* What to work on *
From the data that follows, copy every line holding the string "this".

* Supplied data *
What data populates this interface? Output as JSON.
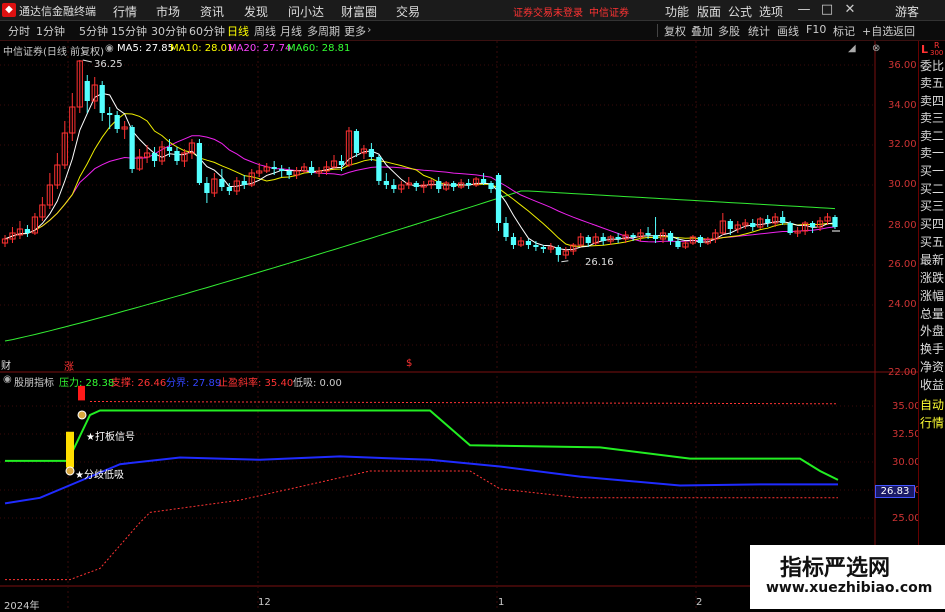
{
  "app": {
    "title": "通达信金融终端",
    "menu": [
      "行情",
      "市场",
      "资讯",
      "发现",
      "问小达",
      "财富圈",
      "交易"
    ],
    "login_notice": "证券交易未登录",
    "broker": "中信证券",
    "right_menu": [
      "功能",
      "版面",
      "公式",
      "选项"
    ],
    "user": "游客"
  },
  "toolbar": {
    "periods": [
      "分时",
      "1分钟",
      "5分钟",
      "15分钟",
      "30分钟",
      "60分钟",
      "日线",
      "周线",
      "月线",
      "多周期",
      "更多"
    ],
    "active_period": "日线",
    "tools": [
      "复权",
      "叠加",
      "多股",
      "统计",
      "画线",
      "F10",
      "标记",
      "+自选",
      "返回"
    ]
  },
  "main_chart": {
    "stock_label": "中信证券(日线 前复权)",
    "ma5": "MA5: 27.85",
    "ma10": "MA10: 28.01",
    "ma20": "MA20: 27.74",
    "ma60": "MA60: 28.81",
    "high_label": "36.25",
    "low_label": "26.16",
    "y_ticks": [
      "36.00",
      "34.00",
      "32.00",
      "30.00",
      "28.00",
      "26.00",
      "24.00",
      "22.00"
    ],
    "axis_top_label": "L",
    "axis_r_label": "R",
    "axis_scale_label": "300"
  },
  "indicator": {
    "name": "股朋指标",
    "pressure": "压力: 28.38",
    "support": "支撑: 26.46",
    "divide": "分界: 27.89",
    "stop": "止盈斜率: 35.40",
    "low_buy": "低吸: 0.00",
    "signal1": "★打板信号",
    "signal2": "★分歧低吸",
    "y_ticks": [
      "35.00",
      "32.50",
      "30.00",
      "27.50",
      "25.00"
    ],
    "current": "26.83"
  },
  "markers": {
    "cai": "财",
    "zhang": "涨",
    "s_marker": "$"
  },
  "x_axis": {
    "labels": [
      "2024年",
      "12",
      "1",
      "2"
    ]
  },
  "right_panel": [
    "委比",
    "卖五",
    "卖四",
    "卖三",
    "卖二",
    "卖一",
    "买一",
    "买二",
    "买三",
    "买四",
    "买五",
    "最新",
    "涨跌",
    "涨幅",
    "总量",
    "外盘",
    "换手",
    "净资",
    "收益",
    "自动",
    "行情"
  ],
  "watermark": {
    "title": "指标严选网",
    "url": "www.xuezhibiao.com"
  },
  "colors": {
    "up": "#ff3232",
    "down": "#54ffff",
    "ma5": "#ffffff",
    "ma10": "#ffff00",
    "ma20": "#ff00ff",
    "ma60": "#00ff00"
  }
}
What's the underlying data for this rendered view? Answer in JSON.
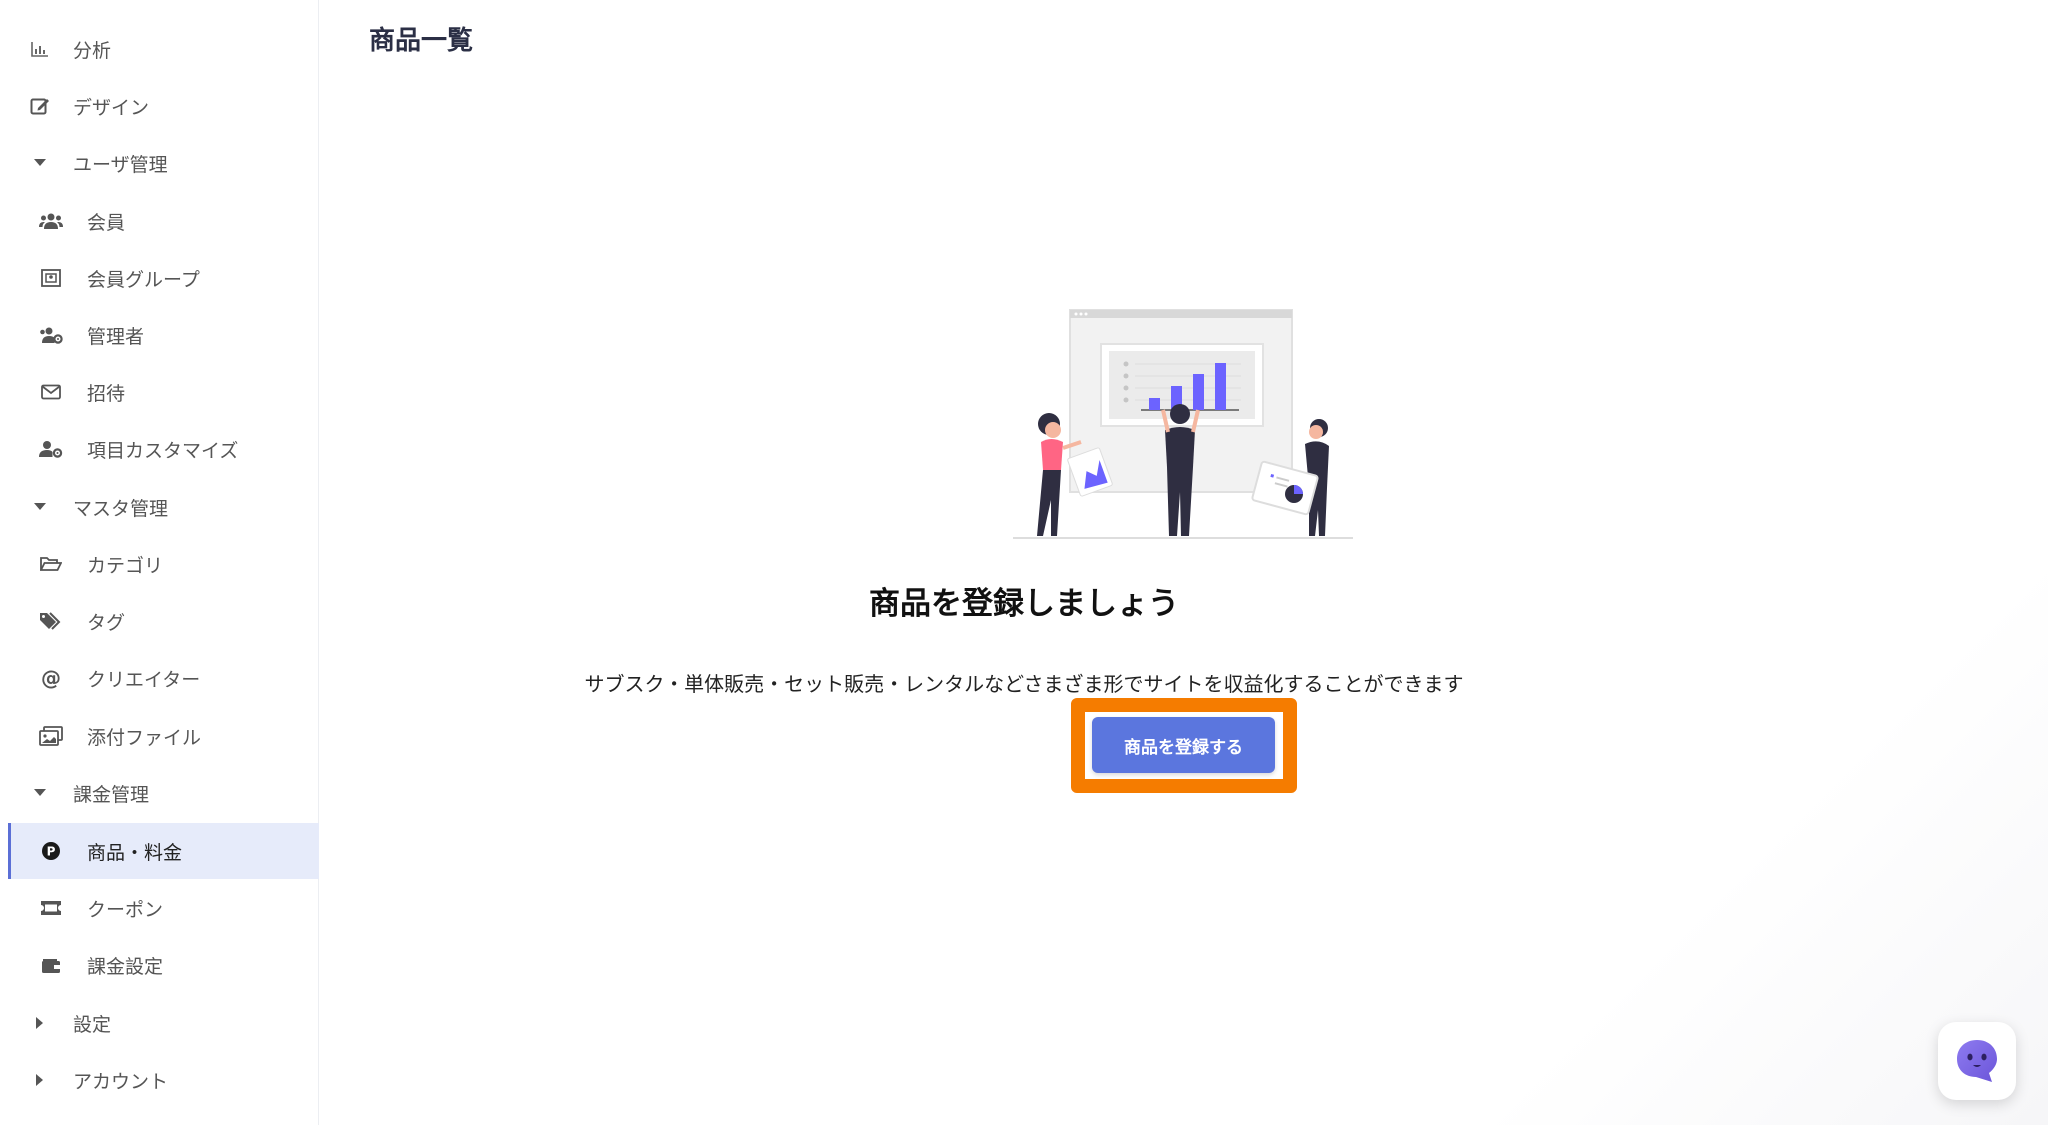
{
  "page": {
    "title": "商品一覧"
  },
  "sidebar": {
    "items": [
      {
        "label": "分析",
        "icon": "chart-bar-icon"
      },
      {
        "label": "デザイン",
        "icon": "edit-icon"
      },
      {
        "label": "ユーザ管理",
        "icon": "caret-down-icon"
      },
      {
        "label": "会員",
        "icon": "users-icon"
      },
      {
        "label": "会員グループ",
        "icon": "group-icon"
      },
      {
        "label": "管理者",
        "icon": "users-gear-icon"
      },
      {
        "label": "招待",
        "icon": "mail-icon"
      },
      {
        "label": "項目カスタマイズ",
        "icon": "user-gear-icon"
      },
      {
        "label": "マスタ管理",
        "icon": "caret-down-icon"
      },
      {
        "label": "カテゴリ",
        "icon": "folder-icon"
      },
      {
        "label": "タグ",
        "icon": "tags-icon"
      },
      {
        "label": "クリエイター",
        "icon": "at-icon"
      },
      {
        "label": "添付ファイル",
        "icon": "images-icon"
      },
      {
        "label": "課金管理",
        "icon": "caret-down-icon"
      },
      {
        "label": "商品・料金",
        "icon": "product-p-icon",
        "active": true
      },
      {
        "label": "クーポン",
        "icon": "ticket-icon"
      },
      {
        "label": "課金設定",
        "icon": "wallet-icon"
      },
      {
        "label": "設定",
        "icon": "caret-right-icon"
      },
      {
        "label": "アカウント",
        "icon": "caret-right-icon"
      }
    ]
  },
  "empty_state": {
    "title": "商品を登録しましょう",
    "description": "サブスク・単体販売・セット販売・レンタルなどさまざま形でサイトを収益化することができます",
    "button_label": "商品を登録する"
  },
  "colors": {
    "accent": "#5b76de",
    "highlight": "#f57c00",
    "active_bg": "#e6ebfa"
  }
}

* Response below *
What data populates this interface? Output as JSON.
What's the underlying data for this rendered view? Answer in JSON.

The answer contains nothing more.